Requirements
Return all of the entries exactly as written.

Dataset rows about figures
-----

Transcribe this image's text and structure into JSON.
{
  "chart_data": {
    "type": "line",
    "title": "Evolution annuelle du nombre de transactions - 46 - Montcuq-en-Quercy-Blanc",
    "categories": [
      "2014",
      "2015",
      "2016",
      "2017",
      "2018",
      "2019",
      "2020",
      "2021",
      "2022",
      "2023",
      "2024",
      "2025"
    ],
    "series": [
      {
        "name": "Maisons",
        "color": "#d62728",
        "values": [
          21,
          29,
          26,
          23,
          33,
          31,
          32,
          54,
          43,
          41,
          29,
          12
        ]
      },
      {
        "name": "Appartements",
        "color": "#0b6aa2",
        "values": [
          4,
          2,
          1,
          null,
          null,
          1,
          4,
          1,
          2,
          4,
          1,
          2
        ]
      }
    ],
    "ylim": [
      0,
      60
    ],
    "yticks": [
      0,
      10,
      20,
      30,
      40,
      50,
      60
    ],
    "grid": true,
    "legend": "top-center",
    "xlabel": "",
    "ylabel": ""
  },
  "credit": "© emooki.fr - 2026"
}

-----

In response
Transcribe this image's text and structure into JSON.
{
  "chart_data": {
    "type": "line",
    "title": "Evolution annuelle du nombre de transactions - 46 - Montcuq-en-Quercy-Blanc",
    "categories": [
      "2014",
      "2015",
      "2016",
      "2017",
      "2018",
      "2019",
      "2020",
      "2021",
      "2022",
      "2023",
      "2024",
      "2025"
    ],
    "series": [
      {
        "name": "Maisons",
        "color": "#d62728",
        "values": [
          21,
          29,
          26,
          23,
          33,
          31,
          32,
          54,
          43,
          41,
          29,
          12
        ]
      },
      {
        "name": "Appartements",
        "color": "#0b6aa2",
        "values": [
          4,
          2,
          1,
          null,
          null,
          1,
          4,
          1,
          2,
          4,
          1,
          2
        ]
      }
    ],
    "ylim": [
      0,
      60
    ],
    "yticks": [
      0,
      10,
      20,
      30,
      40,
      50,
      60
    ],
    "grid": true,
    "legend": "top-center",
    "xlabel": "",
    "ylabel": ""
  },
  "credit": "© emooki.fr - 2026"
}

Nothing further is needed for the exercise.